(Excerpts from a figure dataset)
####

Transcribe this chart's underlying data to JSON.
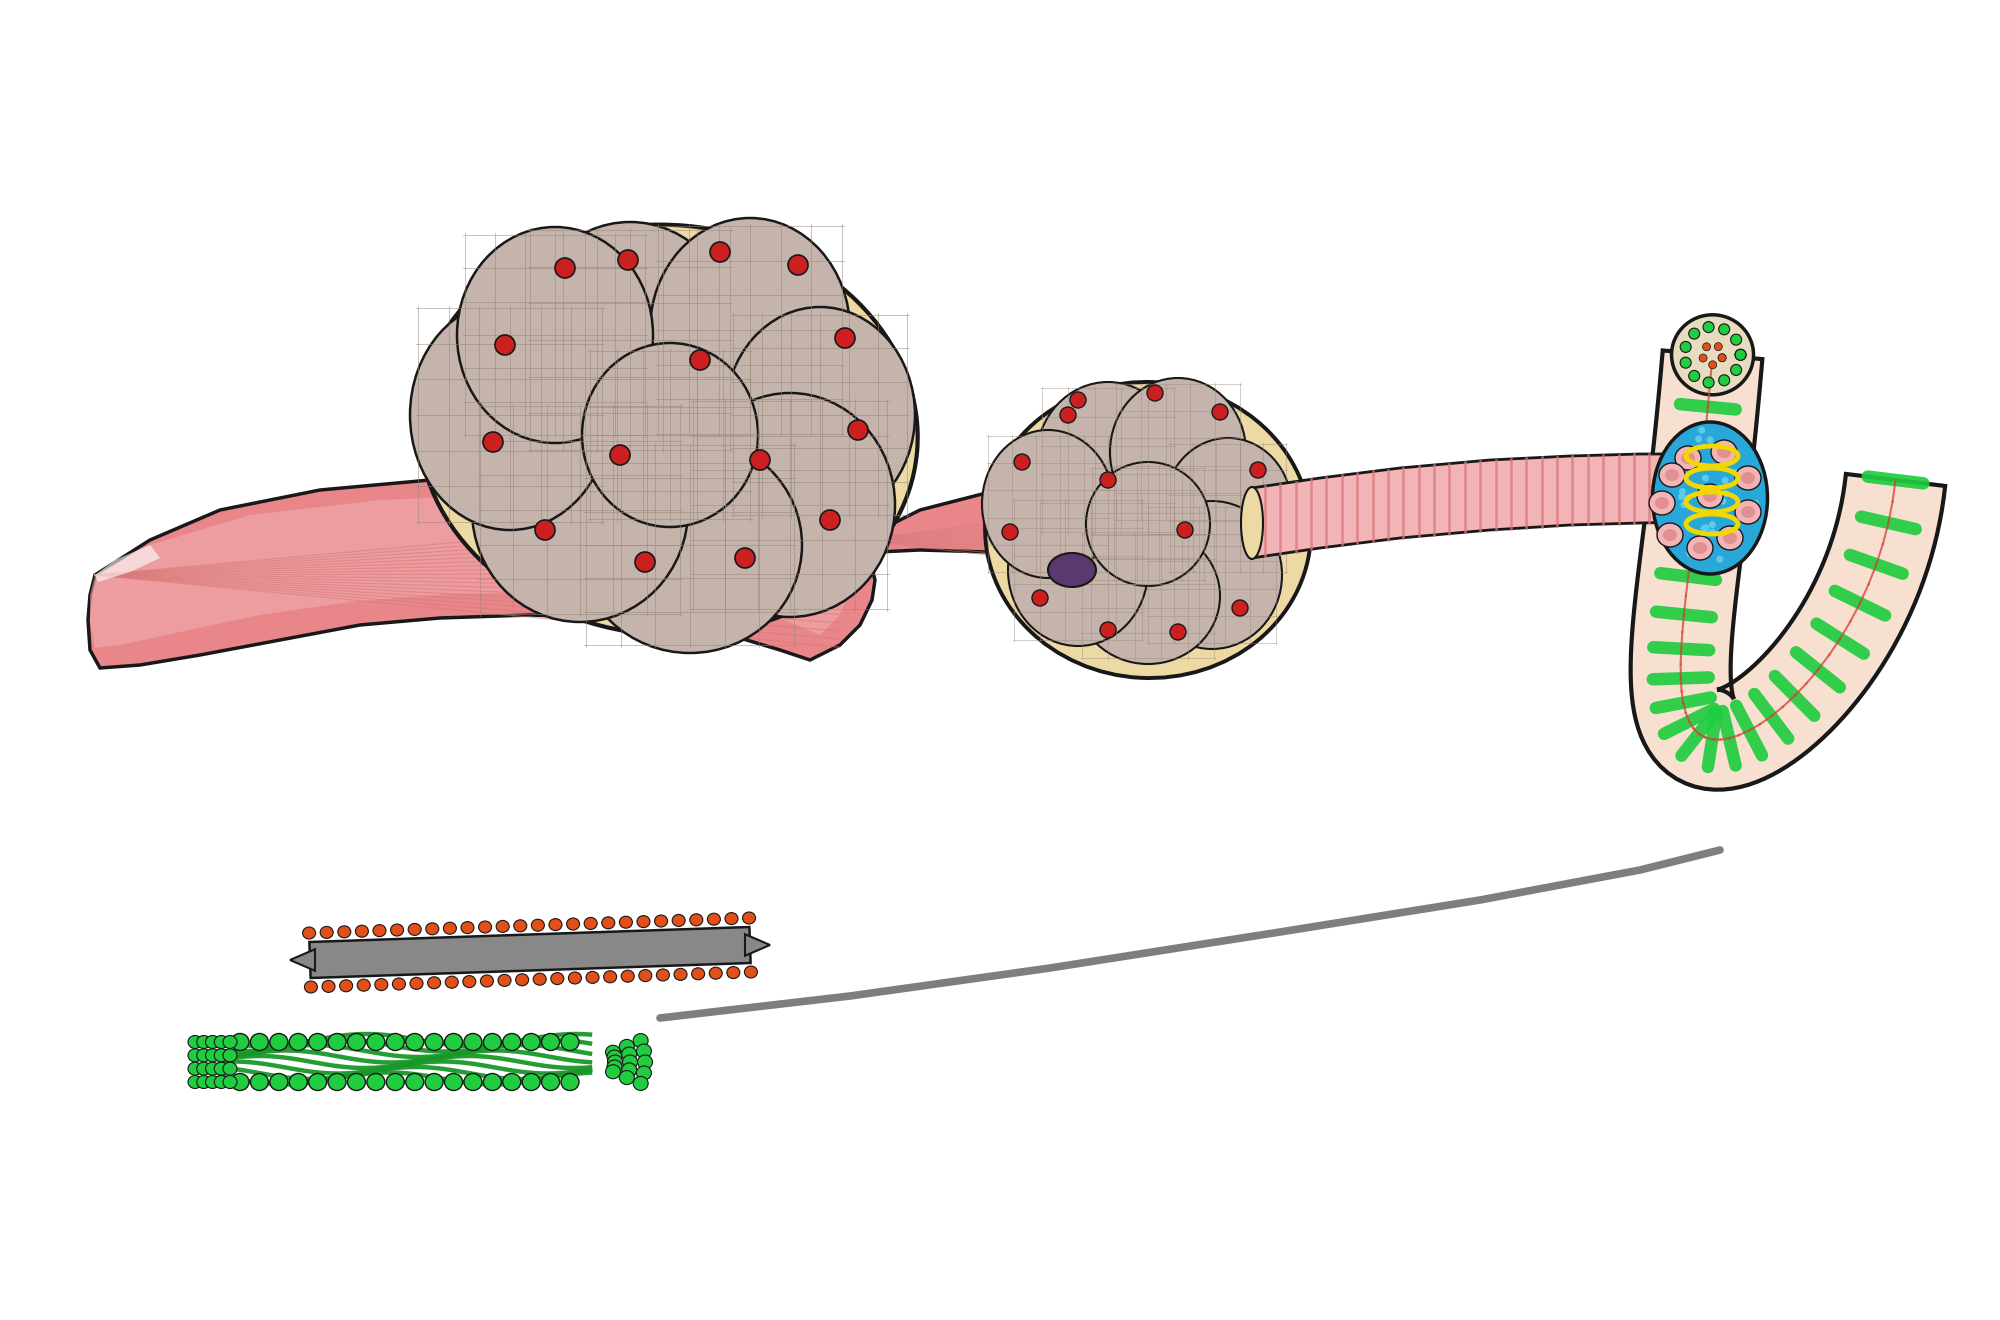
{
  "bg_color": "#ffffff",
  "muscle_pink": "#E8868A",
  "muscle_pink_light": "#F2B4B6",
  "muscle_pink_mid": "#D97070",
  "muscle_pink_dark": "#C06070",
  "fascicle_tan": "#EDD9A3",
  "fascicle_tan_dark": "#C8A96E",
  "fascicle_border": "#B89860",
  "fiber_gray": "#C4B4AC",
  "fiber_net": "#A89888",
  "red_dot": "#CC2020",
  "purple_blob": "#5A3870",
  "blue_color": "#28A8D8",
  "blue_light": "#60C8E8",
  "yellow_color": "#F0D800",
  "green_bright": "#20CC40",
  "green_dark": "#189828",
  "green_mid": "#22B030",
  "orange_dot": "#E05018",
  "gray_dark": "#606060",
  "gray_mid": "#888888",
  "gray_light": "#AAAAAA",
  "peach_color": "#F0C8A8",
  "peach_light": "#F8E0D0",
  "outline_color": "#181818",
  "stripe_pink": "#D87878",
  "stripe_pink2": "#C06868",
  "white_sheen": "#FFFFFF",
  "tan_light": "#F5EAC8"
}
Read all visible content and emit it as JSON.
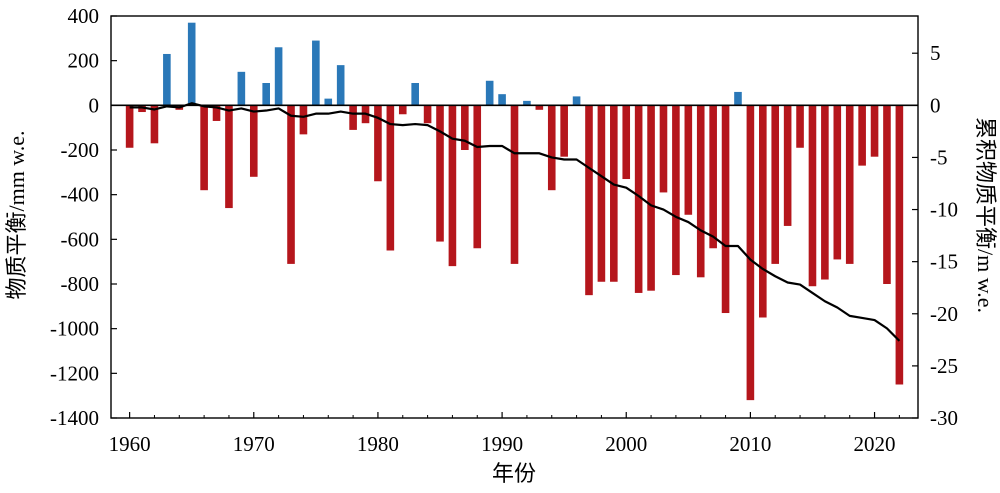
{
  "chart_data": {
    "type": "bar",
    "title": "",
    "xlabel": "年份",
    "ylabel": "物质平衡/mm w.e.",
    "ylabel_right": "累积物质平衡/m w.e.",
    "xlim": [
      1958.5,
      2023.5
    ],
    "ylim": [
      -1400,
      400
    ],
    "ylim_right": [
      -30,
      8.57
    ],
    "x_ticks": [
      1960,
      1970,
      1980,
      1990,
      2000,
      2010,
      2020
    ],
    "y_ticks": [
      400,
      200,
      0,
      -200,
      -400,
      -600,
      -800,
      -1000,
      -1200,
      -1400
    ],
    "y_ticks_right": [
      5,
      0,
      -5,
      -10,
      -15,
      -20,
      -25,
      -30
    ],
    "colors": {
      "positive": "#2a78b8",
      "negative": "#b5161c",
      "line": "#000000",
      "axis": "#000000"
    },
    "grid": false,
    "series": [
      {
        "name": "物质平衡",
        "axis": "left",
        "kind": "bar",
        "x": [
          1960,
          1961,
          1962,
          1963,
          1964,
          1965,
          1966,
          1967,
          1968,
          1969,
          1970,
          1971,
          1972,
          1973,
          1974,
          1975,
          1976,
          1977,
          1978,
          1979,
          1980,
          1981,
          1982,
          1983,
          1984,
          1985,
          1986,
          1987,
          1988,
          1989,
          1990,
          1991,
          1992,
          1993,
          1994,
          1995,
          1996,
          1997,
          1998,
          1999,
          2000,
          2001,
          2002,
          2003,
          2004,
          2005,
          2006,
          2007,
          2008,
          2009,
          2010,
          2011,
          2012,
          2013,
          2014,
          2015,
          2016,
          2017,
          2018,
          2019,
          2020,
          2021,
          2022
        ],
        "values": [
          -190,
          -30,
          -170,
          230,
          -20,
          370,
          -380,
          -70,
          -460,
          150,
          -320,
          100,
          260,
          -710,
          -130,
          290,
          30,
          180,
          -110,
          -80,
          -340,
          -650,
          -40,
          100,
          -80,
          -610,
          -720,
          -200,
          -640,
          110,
          50,
          -710,
          20,
          -20,
          -380,
          -230,
          40,
          -850,
          -790,
          -790,
          -330,
          -840,
          -830,
          -390,
          -760,
          -490,
          -770,
          -640,
          -930,
          60,
          -1320,
          -950,
          -710,
          -540,
          -190,
          -810,
          -780,
          -690,
          -710,
          -270,
          -230,
          -800,
          -1250
        ]
      },
      {
        "name": "累积物质平衡",
        "axis": "right",
        "kind": "line",
        "x": [
          1960,
          1961,
          1962,
          1963,
          1964,
          1965,
          1966,
          1967,
          1968,
          1969,
          1970,
          1971,
          1972,
          1973,
          1974,
          1975,
          1976,
          1977,
          1978,
          1979,
          1980,
          1981,
          1982,
          1983,
          1984,
          1985,
          1986,
          1987,
          1988,
          1989,
          1990,
          1991,
          1992,
          1993,
          1994,
          1995,
          1996,
          1997,
          1998,
          1999,
          2000,
          2001,
          2002,
          2003,
          2004,
          2005,
          2006,
          2007,
          2008,
          2009,
          2010,
          2011,
          2012,
          2013,
          2014,
          2015,
          2016,
          2017,
          2018,
          2019,
          2020,
          2021,
          2022
        ],
        "values": [
          -0.2,
          -0.2,
          -0.4,
          -0.1,
          -0.2,
          0.2,
          -0.1,
          -0.2,
          -0.5,
          -0.3,
          -0.6,
          -0.5,
          -0.3,
          -1.0,
          -1.1,
          -0.8,
          -0.8,
          -0.6,
          -0.8,
          -0.8,
          -1.2,
          -1.8,
          -1.9,
          -1.8,
          -1.9,
          -2.5,
          -3.2,
          -3.4,
          -4.0,
          -3.9,
          -3.9,
          -4.6,
          -4.6,
          -4.6,
          -5.0,
          -5.2,
          -5.2,
          -6.0,
          -6.8,
          -7.6,
          -7.9,
          -8.7,
          -9.6,
          -10.0,
          -10.7,
          -11.2,
          -12.0,
          -12.6,
          -13.5,
          -13.5,
          -14.8,
          -15.7,
          -16.4,
          -17.0,
          -17.2,
          -18.0,
          -18.8,
          -19.4,
          -20.2,
          -20.4,
          -20.6,
          -21.4,
          -22.6
        ]
      }
    ]
  }
}
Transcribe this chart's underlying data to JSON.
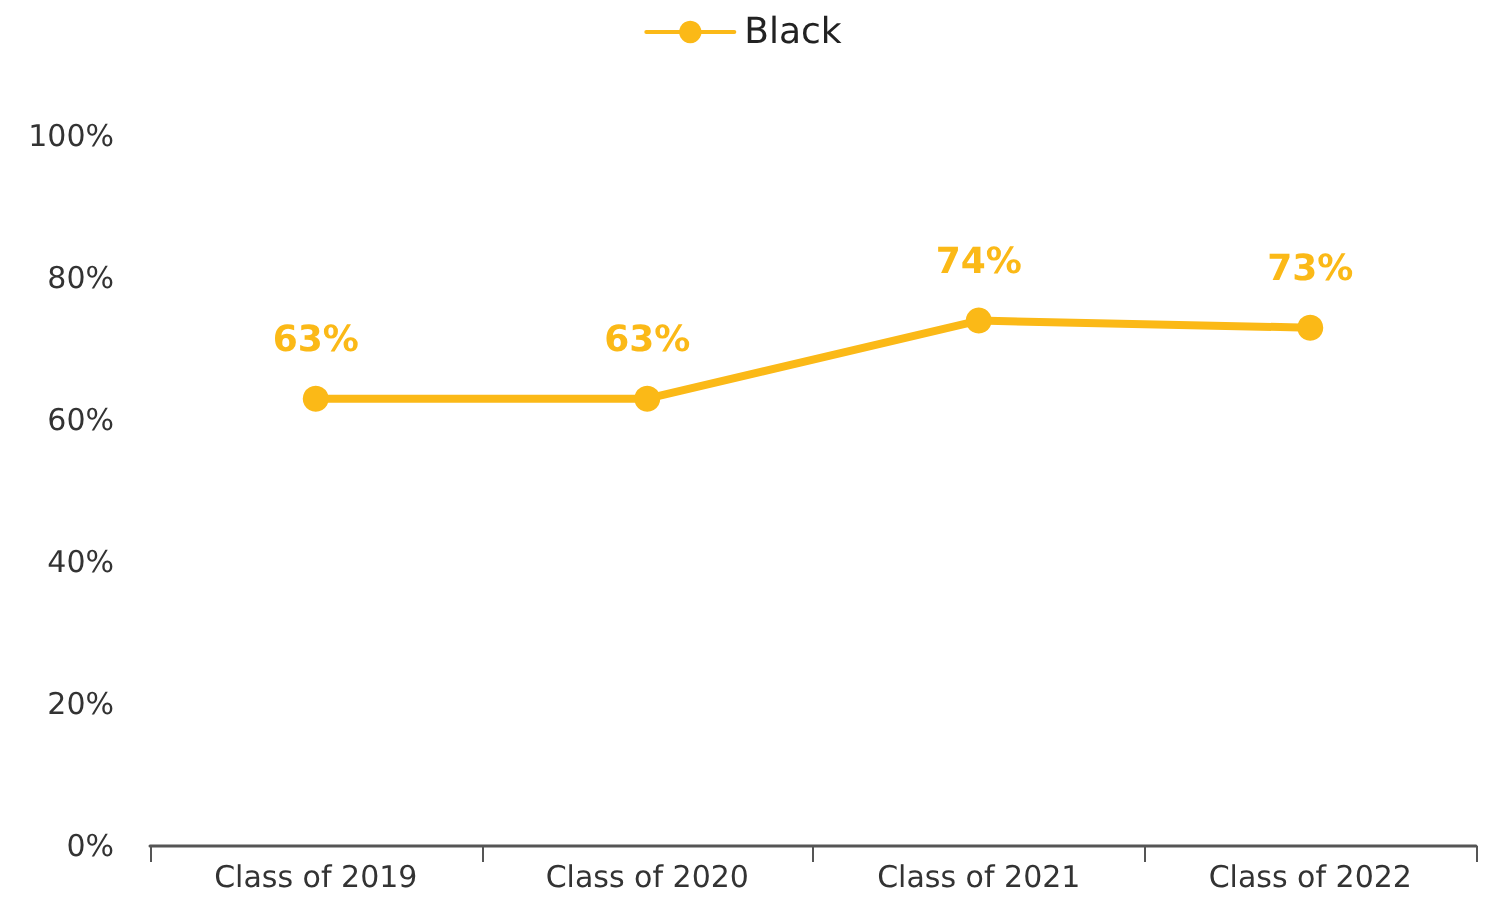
{
  "chart_data": {
    "type": "line",
    "categories": [
      "Class of 2019",
      "Class of 2020",
      "Class of 2021",
      "Class of 2022"
    ],
    "series": [
      {
        "name": "Black",
        "color": "#fbb917",
        "values": [
          63,
          63,
          74,
          73
        ],
        "value_labels": [
          "63%",
          "63%",
          "74%",
          "73%"
        ]
      }
    ],
    "ylim": [
      0,
      100
    ],
    "yticks": [
      {
        "value": 0,
        "label": "0%"
      },
      {
        "value": 20,
        "label": "20%"
      },
      {
        "value": 40,
        "label": "40%"
      },
      {
        "value": 60,
        "label": "60%"
      },
      {
        "value": 80,
        "label": "80%"
      },
      {
        "value": 100,
        "label": "100%"
      }
    ],
    "grid": false,
    "legend": "top",
    "marker": "circle",
    "line_style": "solid"
  }
}
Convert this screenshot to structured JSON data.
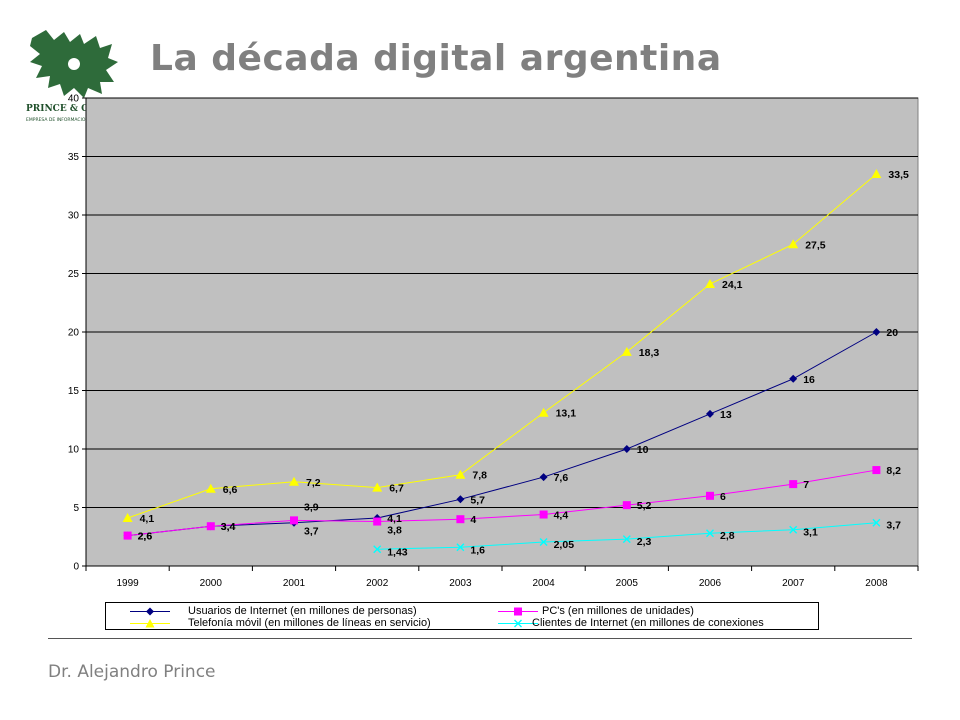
{
  "header": {
    "title": "La década digital argentina"
  },
  "logo": {
    "icon": "dragon-logo-icon",
    "brand_text": "PRINCE & C",
    "tagline": "EMPRESA DE INFORMACION"
  },
  "footer": {
    "author": "Dr. Alejandro Prince"
  },
  "colors": {
    "plot_bg": "#C0C0C0",
    "usuarios": "#000080",
    "pcs": "#FF00FF",
    "telefonia": "#FFFF00",
    "clientes": "#00FFFF",
    "title": "#808080"
  },
  "chart_data": {
    "type": "line",
    "title": "",
    "xlabel": "",
    "ylabel": "",
    "x": [
      "1999",
      "2000",
      "2001",
      "2002",
      "2003",
      "2004",
      "2005",
      "2006",
      "2007",
      "2008"
    ],
    "ylim": [
      0,
      40
    ],
    "yticks": [
      0,
      5,
      10,
      15,
      20,
      25,
      30,
      35,
      40
    ],
    "grid": true,
    "legend_position": "bottom",
    "series": [
      {
        "name": "Usuarios de Internet  (en millones de personas)",
        "marker": "diamond",
        "color": "#000080",
        "values": [
          2.6,
          3.4,
          3.7,
          4.1,
          5.7,
          7.6,
          10,
          13,
          16,
          20
        ],
        "labels": [
          "2,6",
          "3,4",
          "3,7",
          "4,1",
          "5,7",
          "7,6",
          "10",
          "13",
          "16",
          "20"
        ]
      },
      {
        "name": "PC's (en millones de unidades)",
        "marker": "square",
        "color": "#FF00FF",
        "values": [
          2.6,
          3.4,
          3.9,
          3.8,
          4,
          4.4,
          5.2,
          6,
          7,
          8.2
        ],
        "labels": [
          "2,6",
          "3,4",
          "3,9",
          "3,8",
          "4",
          "4,4",
          "5,2",
          "6",
          "7",
          "8,2"
        ]
      },
      {
        "name": "Telefonía móvil (en millones de líneas en servicio)",
        "marker": "triangle",
        "color": "#FFFF00",
        "values": [
          4.1,
          6.6,
          7.2,
          6.7,
          7.8,
          13.1,
          18.3,
          24.1,
          27.5,
          33.5
        ],
        "labels": [
          "4,1",
          "6,6",
          "7,2",
          "6,7",
          "7,8",
          "13,1",
          "18,3",
          "24,1",
          "27,5",
          "33,5"
        ]
      },
      {
        "name": "Clientes de Internet (en millones de conexiones",
        "marker": "x",
        "color": "#00FFFF",
        "values": [
          null,
          null,
          null,
          1.43,
          1.6,
          2.05,
          2.3,
          2.8,
          3.1,
          3.7
        ],
        "labels": [
          null,
          null,
          null,
          "1,43",
          "1,6",
          "2,05",
          "2,3",
          "2,8",
          "3,1",
          "3,7"
        ]
      }
    ]
  }
}
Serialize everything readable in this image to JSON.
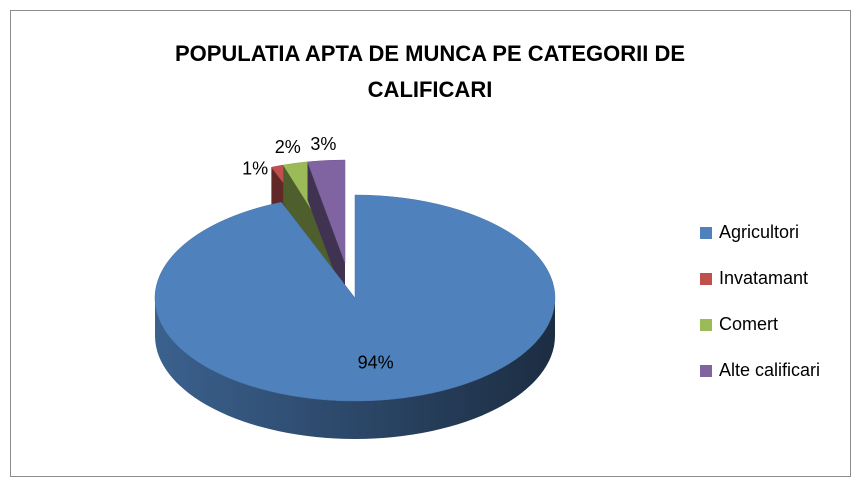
{
  "chart_data": {
    "type": "pie",
    "title": "POPULATIA APTA DE MUNCA PE CATEGORII DE CALIFICARI",
    "categories": [
      "Agricultori",
      "Invatamant",
      "Comert",
      "Alte calificari"
    ],
    "values": [
      94,
      1,
      2,
      3
    ],
    "value_labels": [
      "94%",
      "1%",
      "2%",
      "3%"
    ],
    "colors": [
      "#4f81bd",
      "#c0504d",
      "#9bbb59",
      "#8064a2"
    ],
    "legend": "right"
  }
}
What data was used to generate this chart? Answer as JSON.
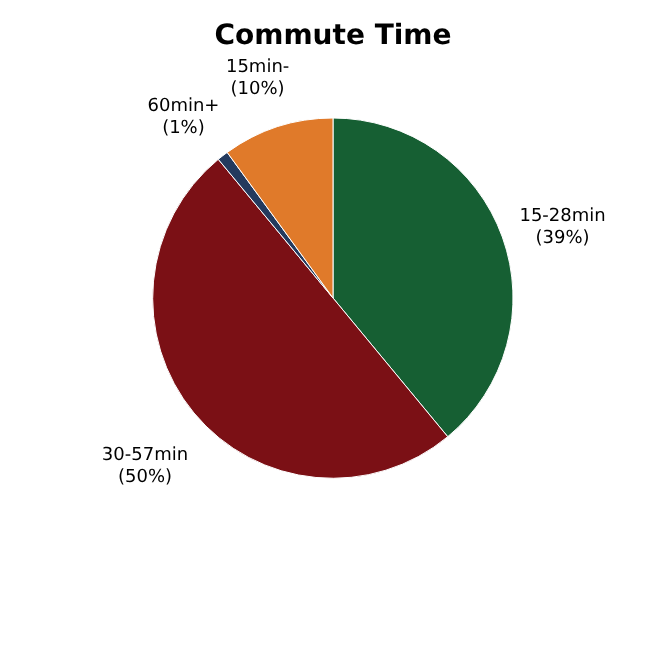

####

» **TASK REQUIREMENTS**: Find the lines containing "累积物质平衡" and list every one of them.

» **RESPONSE TO THIS EXERCISE**:
    "ylabel_right": "累积物质平衡/m w.e.",
        "name": "累积物质平衡",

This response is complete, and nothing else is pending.